__WRITTEN INSTRUCTION__:
Filter for the word "bottom" and keep each matching line.
>> begin DATASET
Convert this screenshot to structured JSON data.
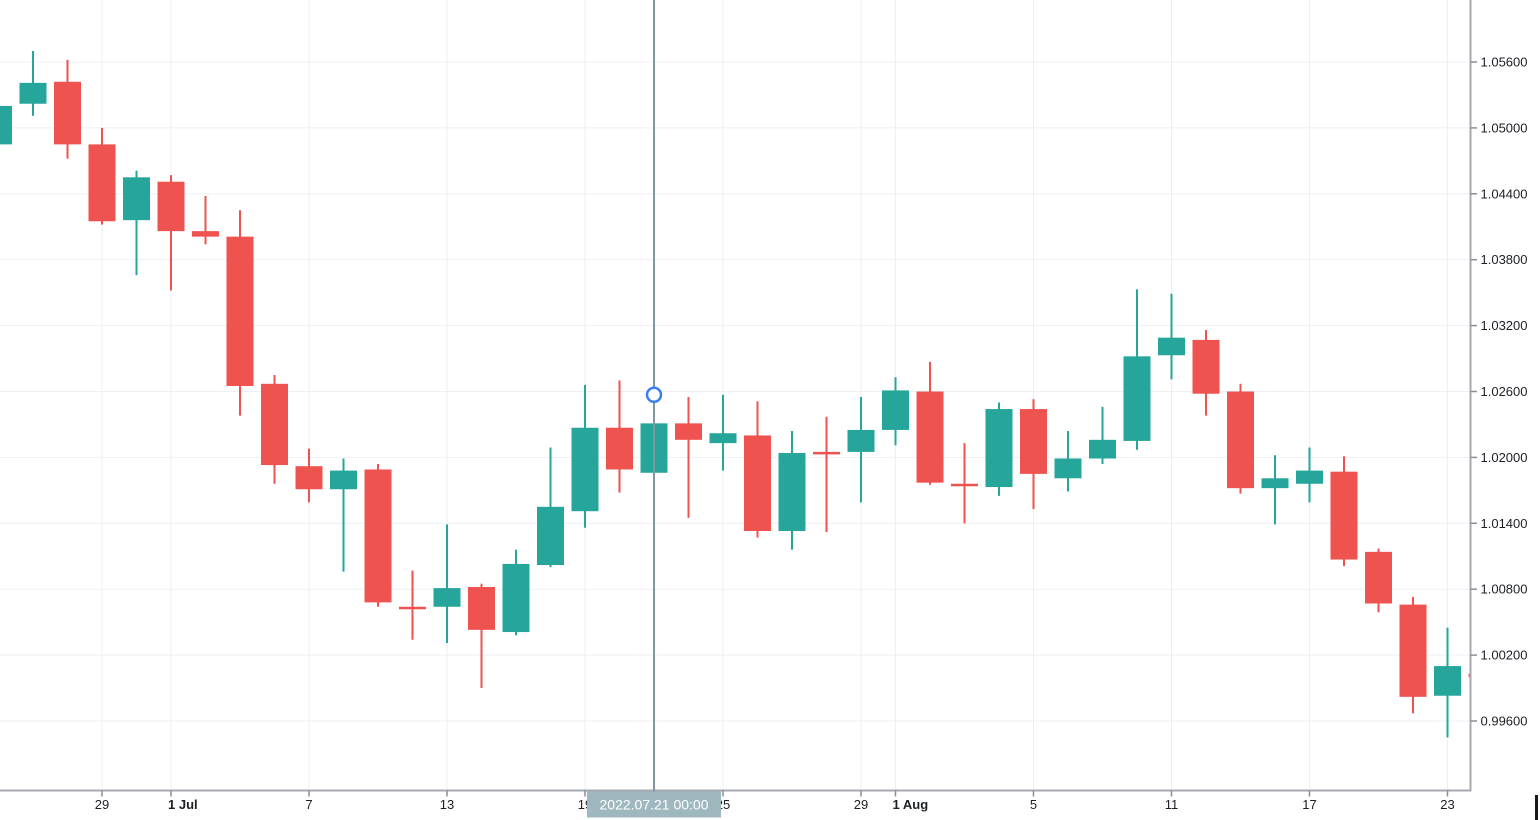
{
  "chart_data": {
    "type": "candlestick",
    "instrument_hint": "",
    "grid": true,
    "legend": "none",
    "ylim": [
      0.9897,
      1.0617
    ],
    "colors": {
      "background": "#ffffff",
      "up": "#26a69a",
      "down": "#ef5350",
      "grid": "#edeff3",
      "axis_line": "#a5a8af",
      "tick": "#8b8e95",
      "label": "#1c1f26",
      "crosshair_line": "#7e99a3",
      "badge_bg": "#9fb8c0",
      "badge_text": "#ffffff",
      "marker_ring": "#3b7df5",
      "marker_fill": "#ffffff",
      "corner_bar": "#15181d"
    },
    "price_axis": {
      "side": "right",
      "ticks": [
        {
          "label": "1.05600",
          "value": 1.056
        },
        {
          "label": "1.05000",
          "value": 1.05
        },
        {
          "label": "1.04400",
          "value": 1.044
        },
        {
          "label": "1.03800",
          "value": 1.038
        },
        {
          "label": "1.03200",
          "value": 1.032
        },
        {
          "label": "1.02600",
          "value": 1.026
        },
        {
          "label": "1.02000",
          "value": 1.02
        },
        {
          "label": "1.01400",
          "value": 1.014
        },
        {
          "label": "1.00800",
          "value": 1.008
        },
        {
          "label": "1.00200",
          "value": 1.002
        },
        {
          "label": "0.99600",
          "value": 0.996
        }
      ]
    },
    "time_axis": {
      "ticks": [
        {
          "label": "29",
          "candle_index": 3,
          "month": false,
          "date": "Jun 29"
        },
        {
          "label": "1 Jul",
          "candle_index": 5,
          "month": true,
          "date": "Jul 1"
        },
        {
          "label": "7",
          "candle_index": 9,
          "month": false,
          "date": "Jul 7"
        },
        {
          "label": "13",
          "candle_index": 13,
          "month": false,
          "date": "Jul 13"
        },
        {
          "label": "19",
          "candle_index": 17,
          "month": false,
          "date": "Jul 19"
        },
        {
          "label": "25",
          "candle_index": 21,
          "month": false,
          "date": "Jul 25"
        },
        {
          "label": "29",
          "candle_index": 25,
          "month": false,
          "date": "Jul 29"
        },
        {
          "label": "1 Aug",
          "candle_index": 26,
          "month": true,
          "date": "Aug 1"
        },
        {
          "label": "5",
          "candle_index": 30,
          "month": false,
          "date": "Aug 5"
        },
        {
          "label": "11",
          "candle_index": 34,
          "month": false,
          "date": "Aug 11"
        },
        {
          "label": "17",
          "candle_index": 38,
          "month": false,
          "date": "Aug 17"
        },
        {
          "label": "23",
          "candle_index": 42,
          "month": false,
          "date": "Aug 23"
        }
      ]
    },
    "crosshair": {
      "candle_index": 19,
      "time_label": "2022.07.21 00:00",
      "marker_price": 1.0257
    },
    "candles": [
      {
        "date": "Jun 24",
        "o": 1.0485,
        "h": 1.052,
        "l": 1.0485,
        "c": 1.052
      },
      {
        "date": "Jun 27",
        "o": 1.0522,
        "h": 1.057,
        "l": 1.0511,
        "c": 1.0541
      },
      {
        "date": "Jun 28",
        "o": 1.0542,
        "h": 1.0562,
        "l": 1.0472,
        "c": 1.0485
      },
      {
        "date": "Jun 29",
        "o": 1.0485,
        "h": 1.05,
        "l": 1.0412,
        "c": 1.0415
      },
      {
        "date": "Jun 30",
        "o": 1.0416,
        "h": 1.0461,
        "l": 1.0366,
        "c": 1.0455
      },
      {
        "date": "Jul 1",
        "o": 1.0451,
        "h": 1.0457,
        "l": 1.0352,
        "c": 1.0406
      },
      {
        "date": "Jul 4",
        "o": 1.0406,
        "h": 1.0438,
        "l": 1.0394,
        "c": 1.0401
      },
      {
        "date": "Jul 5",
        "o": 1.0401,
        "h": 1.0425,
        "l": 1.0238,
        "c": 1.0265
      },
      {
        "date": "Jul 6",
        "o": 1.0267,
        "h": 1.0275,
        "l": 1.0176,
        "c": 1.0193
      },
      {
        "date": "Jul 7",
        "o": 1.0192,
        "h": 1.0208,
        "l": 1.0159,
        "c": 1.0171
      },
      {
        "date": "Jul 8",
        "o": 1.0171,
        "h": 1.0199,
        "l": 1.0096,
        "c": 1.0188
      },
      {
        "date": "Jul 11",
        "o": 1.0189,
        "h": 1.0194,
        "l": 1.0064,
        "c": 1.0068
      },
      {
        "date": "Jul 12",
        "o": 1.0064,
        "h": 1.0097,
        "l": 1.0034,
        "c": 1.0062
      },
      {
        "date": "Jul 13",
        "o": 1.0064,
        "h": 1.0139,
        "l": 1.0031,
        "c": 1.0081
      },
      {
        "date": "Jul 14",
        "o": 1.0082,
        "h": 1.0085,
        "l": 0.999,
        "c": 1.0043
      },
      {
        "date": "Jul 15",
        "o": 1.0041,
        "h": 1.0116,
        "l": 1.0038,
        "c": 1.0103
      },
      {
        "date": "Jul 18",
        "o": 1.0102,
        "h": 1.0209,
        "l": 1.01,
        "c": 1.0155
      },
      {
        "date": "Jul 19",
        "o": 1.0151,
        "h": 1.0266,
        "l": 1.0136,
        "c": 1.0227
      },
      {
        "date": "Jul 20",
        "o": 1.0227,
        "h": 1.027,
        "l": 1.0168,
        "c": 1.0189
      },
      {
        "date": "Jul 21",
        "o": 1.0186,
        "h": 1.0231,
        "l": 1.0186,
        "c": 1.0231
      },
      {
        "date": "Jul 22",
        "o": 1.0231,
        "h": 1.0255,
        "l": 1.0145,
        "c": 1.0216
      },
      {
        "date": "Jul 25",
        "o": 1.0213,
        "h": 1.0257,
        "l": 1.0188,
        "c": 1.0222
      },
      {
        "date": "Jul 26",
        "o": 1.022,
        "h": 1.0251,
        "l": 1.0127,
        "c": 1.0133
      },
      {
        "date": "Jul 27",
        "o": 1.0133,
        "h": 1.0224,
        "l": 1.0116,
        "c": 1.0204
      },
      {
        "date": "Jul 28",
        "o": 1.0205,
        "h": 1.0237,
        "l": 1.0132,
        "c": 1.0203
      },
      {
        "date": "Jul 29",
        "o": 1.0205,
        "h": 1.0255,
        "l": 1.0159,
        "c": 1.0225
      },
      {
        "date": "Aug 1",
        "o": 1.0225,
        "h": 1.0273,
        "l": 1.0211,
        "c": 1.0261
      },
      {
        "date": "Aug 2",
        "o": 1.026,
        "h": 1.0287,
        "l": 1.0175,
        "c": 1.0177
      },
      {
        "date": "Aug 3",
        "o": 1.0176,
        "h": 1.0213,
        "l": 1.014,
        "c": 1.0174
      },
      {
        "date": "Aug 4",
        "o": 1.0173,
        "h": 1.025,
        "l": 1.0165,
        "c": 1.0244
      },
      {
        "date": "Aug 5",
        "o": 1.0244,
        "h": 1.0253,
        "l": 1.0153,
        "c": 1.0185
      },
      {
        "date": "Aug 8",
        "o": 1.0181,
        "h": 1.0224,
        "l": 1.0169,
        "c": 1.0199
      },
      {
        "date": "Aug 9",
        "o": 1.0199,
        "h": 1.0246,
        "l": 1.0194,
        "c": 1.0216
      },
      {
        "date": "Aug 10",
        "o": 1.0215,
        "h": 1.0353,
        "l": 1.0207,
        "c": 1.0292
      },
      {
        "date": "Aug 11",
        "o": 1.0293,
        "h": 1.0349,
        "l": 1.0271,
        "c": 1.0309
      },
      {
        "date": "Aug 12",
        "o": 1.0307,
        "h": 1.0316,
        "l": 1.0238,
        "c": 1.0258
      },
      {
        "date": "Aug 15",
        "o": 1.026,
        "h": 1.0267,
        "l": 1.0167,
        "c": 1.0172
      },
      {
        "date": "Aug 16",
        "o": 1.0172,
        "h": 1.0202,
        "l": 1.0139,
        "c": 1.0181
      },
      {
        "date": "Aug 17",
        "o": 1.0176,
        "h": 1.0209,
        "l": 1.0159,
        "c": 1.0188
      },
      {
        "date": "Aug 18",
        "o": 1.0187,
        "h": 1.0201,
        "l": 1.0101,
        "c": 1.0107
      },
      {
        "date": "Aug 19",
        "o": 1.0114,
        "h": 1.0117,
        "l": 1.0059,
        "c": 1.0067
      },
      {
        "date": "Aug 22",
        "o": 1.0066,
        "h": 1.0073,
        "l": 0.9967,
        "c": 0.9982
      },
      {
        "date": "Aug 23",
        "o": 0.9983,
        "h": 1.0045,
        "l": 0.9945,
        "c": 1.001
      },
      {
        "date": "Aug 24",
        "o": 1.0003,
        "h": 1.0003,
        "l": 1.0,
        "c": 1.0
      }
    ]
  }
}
>> end DATASET
>> begin DATASET
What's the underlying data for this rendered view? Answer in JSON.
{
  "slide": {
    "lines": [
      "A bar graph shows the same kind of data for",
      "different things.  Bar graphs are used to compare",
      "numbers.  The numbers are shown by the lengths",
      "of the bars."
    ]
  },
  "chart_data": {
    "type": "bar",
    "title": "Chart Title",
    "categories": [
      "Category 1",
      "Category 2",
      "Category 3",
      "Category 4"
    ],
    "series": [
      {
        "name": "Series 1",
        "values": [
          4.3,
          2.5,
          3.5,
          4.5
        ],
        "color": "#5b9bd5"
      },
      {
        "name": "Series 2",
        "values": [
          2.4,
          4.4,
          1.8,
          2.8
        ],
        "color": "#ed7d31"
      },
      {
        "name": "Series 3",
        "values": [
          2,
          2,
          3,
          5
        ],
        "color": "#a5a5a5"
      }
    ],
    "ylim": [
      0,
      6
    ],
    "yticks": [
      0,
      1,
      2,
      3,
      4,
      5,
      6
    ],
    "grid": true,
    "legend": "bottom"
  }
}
>> end DATASET
>> begin DATASET
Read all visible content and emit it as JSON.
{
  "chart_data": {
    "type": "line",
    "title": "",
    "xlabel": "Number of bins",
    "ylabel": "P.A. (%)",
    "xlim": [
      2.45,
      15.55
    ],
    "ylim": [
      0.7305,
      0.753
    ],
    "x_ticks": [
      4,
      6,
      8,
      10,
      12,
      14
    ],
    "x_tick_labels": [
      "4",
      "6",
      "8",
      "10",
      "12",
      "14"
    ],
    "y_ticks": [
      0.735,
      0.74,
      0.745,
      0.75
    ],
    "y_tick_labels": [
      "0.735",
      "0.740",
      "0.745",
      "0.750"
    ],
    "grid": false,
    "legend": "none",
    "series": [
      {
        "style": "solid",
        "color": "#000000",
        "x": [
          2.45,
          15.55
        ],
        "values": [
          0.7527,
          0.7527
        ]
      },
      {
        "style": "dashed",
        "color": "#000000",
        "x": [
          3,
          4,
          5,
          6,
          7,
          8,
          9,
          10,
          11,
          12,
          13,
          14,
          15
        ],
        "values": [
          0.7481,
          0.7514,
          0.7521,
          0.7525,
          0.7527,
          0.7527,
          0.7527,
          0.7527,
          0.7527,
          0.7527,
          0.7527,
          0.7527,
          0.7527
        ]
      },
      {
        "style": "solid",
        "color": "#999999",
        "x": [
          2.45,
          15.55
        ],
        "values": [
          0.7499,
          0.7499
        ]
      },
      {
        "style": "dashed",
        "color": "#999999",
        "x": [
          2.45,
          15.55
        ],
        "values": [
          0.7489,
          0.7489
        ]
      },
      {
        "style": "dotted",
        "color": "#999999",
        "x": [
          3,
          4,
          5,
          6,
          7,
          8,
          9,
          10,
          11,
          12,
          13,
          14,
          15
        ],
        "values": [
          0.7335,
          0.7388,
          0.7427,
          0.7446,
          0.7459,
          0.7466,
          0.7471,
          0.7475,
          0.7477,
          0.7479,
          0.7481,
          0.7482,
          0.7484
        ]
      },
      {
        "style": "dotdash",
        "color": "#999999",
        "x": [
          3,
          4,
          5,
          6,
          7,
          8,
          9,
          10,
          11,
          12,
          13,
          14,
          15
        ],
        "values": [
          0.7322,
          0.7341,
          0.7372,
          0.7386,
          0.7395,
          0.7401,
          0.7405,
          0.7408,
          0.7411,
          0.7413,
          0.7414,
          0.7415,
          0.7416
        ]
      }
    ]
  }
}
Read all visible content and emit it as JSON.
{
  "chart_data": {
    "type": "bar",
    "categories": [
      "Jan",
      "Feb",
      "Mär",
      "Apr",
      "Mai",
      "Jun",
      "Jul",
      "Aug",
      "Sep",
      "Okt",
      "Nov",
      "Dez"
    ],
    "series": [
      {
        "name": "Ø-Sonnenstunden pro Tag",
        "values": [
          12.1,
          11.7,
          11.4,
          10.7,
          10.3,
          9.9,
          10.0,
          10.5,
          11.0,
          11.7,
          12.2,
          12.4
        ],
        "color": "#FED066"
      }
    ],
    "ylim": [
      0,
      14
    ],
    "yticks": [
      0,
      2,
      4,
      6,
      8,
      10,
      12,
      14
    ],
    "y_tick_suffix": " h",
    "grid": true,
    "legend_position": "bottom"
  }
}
>> end DATASET
__RESPONSE BELOW__:
    "legend": "bottom"
    "legend_position": "bottom"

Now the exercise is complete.